**WRITTEN PROBLEM**
Reproduce the listing below with "micro" substituted for every occurrence of "mili", leaving everything else unchanged.

**EXTRACTED INFORMATION**
============
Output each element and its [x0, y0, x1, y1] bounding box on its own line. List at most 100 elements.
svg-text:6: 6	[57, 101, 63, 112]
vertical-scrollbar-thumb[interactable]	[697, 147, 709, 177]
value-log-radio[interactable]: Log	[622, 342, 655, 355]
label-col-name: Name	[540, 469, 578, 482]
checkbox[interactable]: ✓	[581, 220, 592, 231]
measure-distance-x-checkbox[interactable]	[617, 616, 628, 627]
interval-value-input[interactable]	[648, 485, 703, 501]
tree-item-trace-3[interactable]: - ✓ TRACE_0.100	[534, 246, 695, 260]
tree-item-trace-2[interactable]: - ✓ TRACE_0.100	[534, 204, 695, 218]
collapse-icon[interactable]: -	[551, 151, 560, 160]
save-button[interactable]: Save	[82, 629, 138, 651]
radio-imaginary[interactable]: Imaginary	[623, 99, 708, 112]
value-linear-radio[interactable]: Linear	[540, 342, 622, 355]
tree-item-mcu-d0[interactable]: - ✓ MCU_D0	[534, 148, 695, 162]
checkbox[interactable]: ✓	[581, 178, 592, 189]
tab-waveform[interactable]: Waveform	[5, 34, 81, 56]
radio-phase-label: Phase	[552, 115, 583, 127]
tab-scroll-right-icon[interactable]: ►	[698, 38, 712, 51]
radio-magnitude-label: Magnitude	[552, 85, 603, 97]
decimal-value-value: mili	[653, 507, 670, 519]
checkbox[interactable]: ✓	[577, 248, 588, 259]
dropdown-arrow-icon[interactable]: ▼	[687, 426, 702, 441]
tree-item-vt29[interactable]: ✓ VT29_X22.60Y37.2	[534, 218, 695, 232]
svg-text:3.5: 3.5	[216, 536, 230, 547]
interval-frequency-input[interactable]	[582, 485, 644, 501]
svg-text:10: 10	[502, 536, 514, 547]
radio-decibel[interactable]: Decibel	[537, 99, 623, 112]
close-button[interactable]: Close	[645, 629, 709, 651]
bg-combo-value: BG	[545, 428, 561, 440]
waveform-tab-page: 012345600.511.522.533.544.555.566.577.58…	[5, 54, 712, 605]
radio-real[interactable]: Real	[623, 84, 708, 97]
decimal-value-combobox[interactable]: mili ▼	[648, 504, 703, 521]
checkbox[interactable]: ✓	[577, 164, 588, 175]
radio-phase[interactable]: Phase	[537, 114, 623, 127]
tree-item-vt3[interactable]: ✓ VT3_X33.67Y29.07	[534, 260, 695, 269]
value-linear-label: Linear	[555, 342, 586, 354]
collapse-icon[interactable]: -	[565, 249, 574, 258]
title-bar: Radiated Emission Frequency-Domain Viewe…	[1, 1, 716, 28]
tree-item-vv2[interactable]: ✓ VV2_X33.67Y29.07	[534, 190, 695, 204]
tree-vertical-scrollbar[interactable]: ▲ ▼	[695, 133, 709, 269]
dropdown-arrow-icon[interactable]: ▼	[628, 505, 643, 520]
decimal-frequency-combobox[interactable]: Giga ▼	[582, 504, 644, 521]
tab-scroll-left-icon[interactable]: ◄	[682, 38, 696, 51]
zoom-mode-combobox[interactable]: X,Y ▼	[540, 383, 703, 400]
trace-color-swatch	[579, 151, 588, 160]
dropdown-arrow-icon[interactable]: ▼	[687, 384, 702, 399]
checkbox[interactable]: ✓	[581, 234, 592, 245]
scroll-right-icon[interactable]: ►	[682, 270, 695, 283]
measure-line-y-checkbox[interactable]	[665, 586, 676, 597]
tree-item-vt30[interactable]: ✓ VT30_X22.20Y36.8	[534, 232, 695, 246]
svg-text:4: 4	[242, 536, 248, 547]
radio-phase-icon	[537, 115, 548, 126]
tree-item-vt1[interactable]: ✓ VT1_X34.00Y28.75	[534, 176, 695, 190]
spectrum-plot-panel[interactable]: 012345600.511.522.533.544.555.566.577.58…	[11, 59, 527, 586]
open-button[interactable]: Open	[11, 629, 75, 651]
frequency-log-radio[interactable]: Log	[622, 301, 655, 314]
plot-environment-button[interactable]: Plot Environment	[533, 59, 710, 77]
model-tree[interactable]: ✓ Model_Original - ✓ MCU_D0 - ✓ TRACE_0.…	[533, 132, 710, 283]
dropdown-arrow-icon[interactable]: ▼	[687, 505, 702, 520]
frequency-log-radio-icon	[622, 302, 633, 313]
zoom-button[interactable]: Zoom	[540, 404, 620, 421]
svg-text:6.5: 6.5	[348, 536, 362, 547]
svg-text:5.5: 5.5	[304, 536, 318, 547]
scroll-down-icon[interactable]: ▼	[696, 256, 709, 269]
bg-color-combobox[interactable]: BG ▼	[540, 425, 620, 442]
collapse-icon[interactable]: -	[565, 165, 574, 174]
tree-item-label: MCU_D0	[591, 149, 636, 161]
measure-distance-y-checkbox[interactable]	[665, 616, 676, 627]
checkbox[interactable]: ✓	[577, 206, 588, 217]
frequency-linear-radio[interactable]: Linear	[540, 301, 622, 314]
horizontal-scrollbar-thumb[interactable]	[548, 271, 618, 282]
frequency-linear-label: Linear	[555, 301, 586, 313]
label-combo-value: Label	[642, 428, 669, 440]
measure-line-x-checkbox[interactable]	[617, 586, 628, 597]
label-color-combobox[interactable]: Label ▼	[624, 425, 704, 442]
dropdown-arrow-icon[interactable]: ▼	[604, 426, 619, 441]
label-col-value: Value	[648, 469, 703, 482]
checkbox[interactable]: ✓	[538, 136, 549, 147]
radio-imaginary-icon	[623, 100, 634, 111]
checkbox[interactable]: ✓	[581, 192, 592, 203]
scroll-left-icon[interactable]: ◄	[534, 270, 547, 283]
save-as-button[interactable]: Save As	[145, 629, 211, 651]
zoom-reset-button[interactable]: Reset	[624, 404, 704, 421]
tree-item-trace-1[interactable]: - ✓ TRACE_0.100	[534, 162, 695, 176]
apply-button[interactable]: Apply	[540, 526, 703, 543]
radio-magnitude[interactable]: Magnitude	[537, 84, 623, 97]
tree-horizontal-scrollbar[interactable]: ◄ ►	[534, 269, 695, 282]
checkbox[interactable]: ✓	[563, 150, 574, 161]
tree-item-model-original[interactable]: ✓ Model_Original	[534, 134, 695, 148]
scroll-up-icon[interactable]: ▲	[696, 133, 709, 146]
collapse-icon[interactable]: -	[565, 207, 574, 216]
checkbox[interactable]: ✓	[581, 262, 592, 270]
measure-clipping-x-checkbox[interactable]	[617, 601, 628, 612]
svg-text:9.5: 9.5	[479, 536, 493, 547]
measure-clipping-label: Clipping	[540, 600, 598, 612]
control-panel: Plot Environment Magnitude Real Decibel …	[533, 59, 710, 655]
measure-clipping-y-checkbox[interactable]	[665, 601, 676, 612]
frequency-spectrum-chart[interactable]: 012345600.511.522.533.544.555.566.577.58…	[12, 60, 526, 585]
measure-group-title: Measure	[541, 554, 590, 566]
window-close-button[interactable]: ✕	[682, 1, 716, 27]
============
**RESULT BELOW**
Output each element and its [x0, y0, x1, y1] bounding box on its own line. List at most 100 elements.
svg-text:6: 6	[57, 101, 63, 112]
vertical-scrollbar-thumb[interactable]	[697, 147, 709, 177]
value-log-radio[interactable]: Log	[622, 342, 655, 355]
label-col-name: Name	[540, 469, 578, 482]
checkbox[interactable]: ✓	[581, 220, 592, 231]
measure-distance-x-checkbox[interactable]	[617, 616, 628, 627]
interval-value-input[interactable]	[648, 485, 703, 501]
tree-item-trace-3[interactable]: - ✓ TRACE_0.100	[534, 246, 695, 260]
tree-item-trace-2[interactable]: - ✓ TRACE_0.100	[534, 204, 695, 218]
collapse-icon[interactable]: -	[551, 151, 560, 160]
save-button[interactable]: Save	[82, 629, 138, 651]
radio-imaginary[interactable]: Imaginary	[623, 99, 708, 112]
value-linear-radio[interactable]: Linear	[540, 342, 622, 355]
tree-item-mcu-d0[interactable]: - ✓ MCU_D0	[534, 148, 695, 162]
checkbox[interactable]: ✓	[581, 178, 592, 189]
tab-waveform[interactable]: Waveform	[5, 34, 81, 56]
radio-phase-label: Phase	[552, 115, 583, 127]
tab-scroll-right-icon[interactable]: ►	[698, 38, 712, 51]
radio-magnitude-label: Magnitude	[552, 85, 603, 97]
decimal-value-value: micro	[653, 507, 670, 519]
checkbox[interactable]: ✓	[577, 248, 588, 259]
dropdown-arrow-icon[interactable]: ▼	[687, 426, 702, 441]
tree-item-vt29[interactable]: ✓ VT29_X22.60Y37.2	[534, 218, 695, 232]
svg-text:3.5: 3.5	[216, 536, 230, 547]
interval-frequency-input[interactable]	[582, 485, 644, 501]
svg-text:10: 10	[502, 536, 514, 547]
radio-decibel[interactable]: Decibel	[537, 99, 623, 112]
close-button[interactable]: Close	[645, 629, 709, 651]
bg-combo-value: BG	[545, 428, 561, 440]
waveform-tab-page: 012345600.511.522.533.544.555.566.577.58…	[5, 54, 712, 605]
radio-real[interactable]: Real	[623, 84, 708, 97]
decimal-value-combobox[interactable]: micro ▼	[648, 504, 703, 521]
checkbox[interactable]: ✓	[577, 164, 588, 175]
radio-phase[interactable]: Phase	[537, 114, 623, 127]
tree-item-vt3[interactable]: ✓ VT3_X33.67Y29.07	[534, 260, 695, 269]
value-linear-label: Linear	[555, 342, 586, 354]
collapse-icon[interactable]: -	[565, 249, 574, 258]
title-bar: Radiated Emission Frequency-Domain Viewe…	[1, 1, 716, 28]
tree-item-vv2[interactable]: ✓ VV2_X33.67Y29.07	[534, 190, 695, 204]
tree-vertical-scrollbar[interactable]: ▲ ▼	[695, 133, 709, 269]
dropdown-arrow-icon[interactable]: ▼	[628, 505, 643, 520]
decimal-frequency-combobox[interactable]: Giga ▼	[582, 504, 644, 521]
tab-scroll-left-icon[interactable]: ◄	[682, 38, 696, 51]
zoom-mode-combobox[interactable]: X,Y ▼	[540, 383, 703, 400]
trace-color-swatch	[579, 151, 588, 160]
dropdown-arrow-icon[interactable]: ▼	[687, 384, 702, 399]
checkbox[interactable]: ✓	[581, 234, 592, 245]
scroll-right-icon[interactable]: ►	[682, 270, 695, 283]
measure-line-y-checkbox[interactable]	[665, 586, 676, 597]
tree-item-vt30[interactable]: ✓ VT30_X22.20Y36.8	[534, 232, 695, 246]
svg-text:4: 4	[242, 536, 248, 547]
radio-phase-icon	[537, 115, 548, 126]
tree-item-vt1[interactable]: ✓ VT1_X34.00Y28.75	[534, 176, 695, 190]
spectrum-plot-panel[interactable]: 012345600.511.522.533.544.555.566.577.58…	[11, 59, 527, 586]
open-button[interactable]: Open	[11, 629, 75, 651]
frequency-log-radio[interactable]: Log	[622, 301, 655, 314]
plot-environment-button[interactable]: Plot Environment	[533, 59, 710, 77]
model-tree[interactable]: ✓ Model_Original - ✓ MCU_D0 - ✓ TRACE_0.…	[533, 132, 710, 283]
dropdown-arrow-icon[interactable]: ▼	[687, 505, 702, 520]
frequency-log-radio-icon	[622, 302, 633, 313]
zoom-button[interactable]: Zoom	[540, 404, 620, 421]
svg-text:6.5: 6.5	[348, 536, 362, 547]
svg-text:5.5: 5.5	[304, 536, 318, 547]
scroll-down-icon[interactable]: ▼	[696, 256, 709, 269]
bg-color-combobox[interactable]: BG ▼	[540, 425, 620, 442]
collapse-icon[interactable]: -	[565, 165, 574, 174]
tree-item-label: MCU_D0	[591, 149, 636, 161]
measure-distance-y-checkbox[interactable]	[665, 616, 676, 627]
checkbox[interactable]: ✓	[577, 206, 588, 217]
frequency-linear-radio[interactable]: Linear	[540, 301, 622, 314]
horizontal-scrollbar-thumb[interactable]	[548, 271, 618, 282]
frequency-linear-label: Linear	[555, 301, 586, 313]
label-combo-value: Label	[642, 428, 669, 440]
measure-line-x-checkbox[interactable]	[617, 586, 628, 597]
label-color-combobox[interactable]: Label ▼	[624, 425, 704, 442]
dropdown-arrow-icon[interactable]: ▼	[604, 426, 619, 441]
label-col-value: Value	[648, 469, 703, 482]
checkbox[interactable]: ✓	[538, 136, 549, 147]
radio-imaginary-icon	[623, 100, 634, 111]
checkbox[interactable]: ✓	[581, 192, 592, 203]
scroll-left-icon[interactable]: ◄	[534, 270, 547, 283]
save-as-button[interactable]: Save As	[145, 629, 211, 651]
zoom-reset-button[interactable]: Reset	[624, 404, 704, 421]
tree-item-trace-1[interactable]: - ✓ TRACE_0.100	[534, 162, 695, 176]
apply-button[interactable]: Apply	[540, 526, 703, 543]
radio-magnitude[interactable]: Magnitude	[537, 84, 623, 97]
tree-horizontal-scrollbar[interactable]: ◄ ►	[534, 269, 695, 282]
checkbox[interactable]: ✓	[563, 150, 574, 161]
tree-item-model-original[interactable]: ✓ Model_Original	[534, 134, 695, 148]
scroll-up-icon[interactable]: ▲	[696, 133, 709, 146]
collapse-icon[interactable]: -	[565, 207, 574, 216]
checkbox[interactable]: ✓	[581, 262, 592, 270]
measure-clipping-x-checkbox[interactable]	[617, 601, 628, 612]
svg-text:9.5: 9.5	[479, 536, 493, 547]
measure-clipping-label: Clipping	[540, 600, 598, 612]
control-panel: Plot Environment Magnitude Real Decibel …	[533, 59, 710, 655]
measure-clipping-y-checkbox[interactable]	[665, 601, 676, 612]
frequency-spectrum-chart[interactable]: 012345600.511.522.533.544.555.566.577.58…	[12, 60, 526, 585]
measure-group-title: Measure	[541, 554, 590, 566]
window-close-button[interactable]: ✕	[682, 1, 716, 27]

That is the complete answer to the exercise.